_Task brief_
Reproduce every entry in the listing without alteration.

Collected data
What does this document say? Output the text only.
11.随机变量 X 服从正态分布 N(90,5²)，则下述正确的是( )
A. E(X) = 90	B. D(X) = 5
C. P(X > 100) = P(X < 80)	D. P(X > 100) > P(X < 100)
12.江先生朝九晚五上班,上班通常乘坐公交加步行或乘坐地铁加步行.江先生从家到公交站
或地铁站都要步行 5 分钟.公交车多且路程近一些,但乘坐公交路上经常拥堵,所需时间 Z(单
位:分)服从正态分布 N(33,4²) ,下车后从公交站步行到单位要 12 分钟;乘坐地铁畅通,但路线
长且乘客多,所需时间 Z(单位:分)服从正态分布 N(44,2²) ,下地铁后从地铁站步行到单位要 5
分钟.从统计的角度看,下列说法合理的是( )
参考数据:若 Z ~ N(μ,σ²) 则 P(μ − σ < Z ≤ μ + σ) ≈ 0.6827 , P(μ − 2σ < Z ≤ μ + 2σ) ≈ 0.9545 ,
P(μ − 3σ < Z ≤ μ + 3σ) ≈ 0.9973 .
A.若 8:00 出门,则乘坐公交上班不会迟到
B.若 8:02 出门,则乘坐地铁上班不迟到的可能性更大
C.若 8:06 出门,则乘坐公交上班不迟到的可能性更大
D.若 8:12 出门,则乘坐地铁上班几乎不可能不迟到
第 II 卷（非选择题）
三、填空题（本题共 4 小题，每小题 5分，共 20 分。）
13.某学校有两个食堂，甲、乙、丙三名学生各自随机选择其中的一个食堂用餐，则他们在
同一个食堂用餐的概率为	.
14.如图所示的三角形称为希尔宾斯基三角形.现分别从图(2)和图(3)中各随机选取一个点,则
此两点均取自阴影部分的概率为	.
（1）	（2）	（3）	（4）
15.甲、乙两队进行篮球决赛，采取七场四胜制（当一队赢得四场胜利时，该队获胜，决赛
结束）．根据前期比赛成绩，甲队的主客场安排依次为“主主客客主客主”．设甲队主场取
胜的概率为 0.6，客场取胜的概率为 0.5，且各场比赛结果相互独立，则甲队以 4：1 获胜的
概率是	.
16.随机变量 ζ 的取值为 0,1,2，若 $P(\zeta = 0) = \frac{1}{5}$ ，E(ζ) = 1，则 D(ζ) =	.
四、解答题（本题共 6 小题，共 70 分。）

_Expected answer_
What does this document say? Output the text only.
11.随机变量 X 服从正态分布 N(90,5²)，则下述正确的是( )
A. E(X) = 90	B. D(X) = 5
C. P(X > 100) = P(X < 80)	D. P(X > 100) > P(X < 100)
12.江先生朝九晚五上班,上班通常乘坐公交加步行或乘坐地铁加步行.江先生从家到公交站
或地铁站都要步行 5 分钟.公交车多且路程近一些,但乘坐公交路上经常拥堵,所需时间 Z(单
位:分)服从正态分布 N(33,4²) ,下车后从公交站步行到单位要 12 分钟;乘坐地铁畅通,但路线
长且乘客多,所需时间 Z(单位:分)服从正态分布 N(44,2²) ,下地铁后从地铁站步行到单位要 5
分钟.从统计的角度看,下列说法合理的是( )
参考数据:若 Z ~ N(μ,σ²) 则 P(μ − σ < Z ≤ μ + σ) ≈ 0.6827 , P(μ − 2σ < Z ≤ μ + 2σ) ≈ 0.9545 ,
P(μ − 3σ < Z ≤ μ + 3σ) ≈ 0.9973 .
A.若 8:00 出门,则乘坐公交上班不会迟到
B.若 8:02 出门,则乘坐地铁上班不迟到的可能性更大
C.若 8:06 出门,则乘坐公交上班不迟到的可能性更大
D.若 8:12 出门,则乘坐地铁上班几乎不可能不迟到
第 II 卷（非选择题）
三、填空题（本题共 4 小题，每小题 5分，共 20 分。）
13.某学校有两个食堂，甲、乙、丙三名学生各自随机选择其中的一个食堂用餐，则他们在
同一个食堂用餐的概率为	.
14.如图所示的三角形称为希尔宾斯基三角形.现分别从图(2)和图(3)中各随机选取一个点,则
此两点均取自阴影部分的概率为	.
（1）	（2）	（3）	（4）
15.甲、乙两队进行篮球决赛，采取七场四胜制（当一队赢得四场胜利时，该队获胜，决赛
结束）．根据前期比赛成绩，甲队的主客场安排依次为“主主客客主客主”．设甲队主场取
胜的概率为 0.6，客场取胜的概率为 0.5，且各场比赛结果相互独立，则甲队以 4：1 获胜的
概率是	.
16.随机变量 ζ 的取值为 0,1,2，若 $P(\zeta = 0) = \frac{1}{5}$ ，E(ζ) = 1，则 D(ζ) =	.
四、解答题（本题共 6 小题，共 70 分。）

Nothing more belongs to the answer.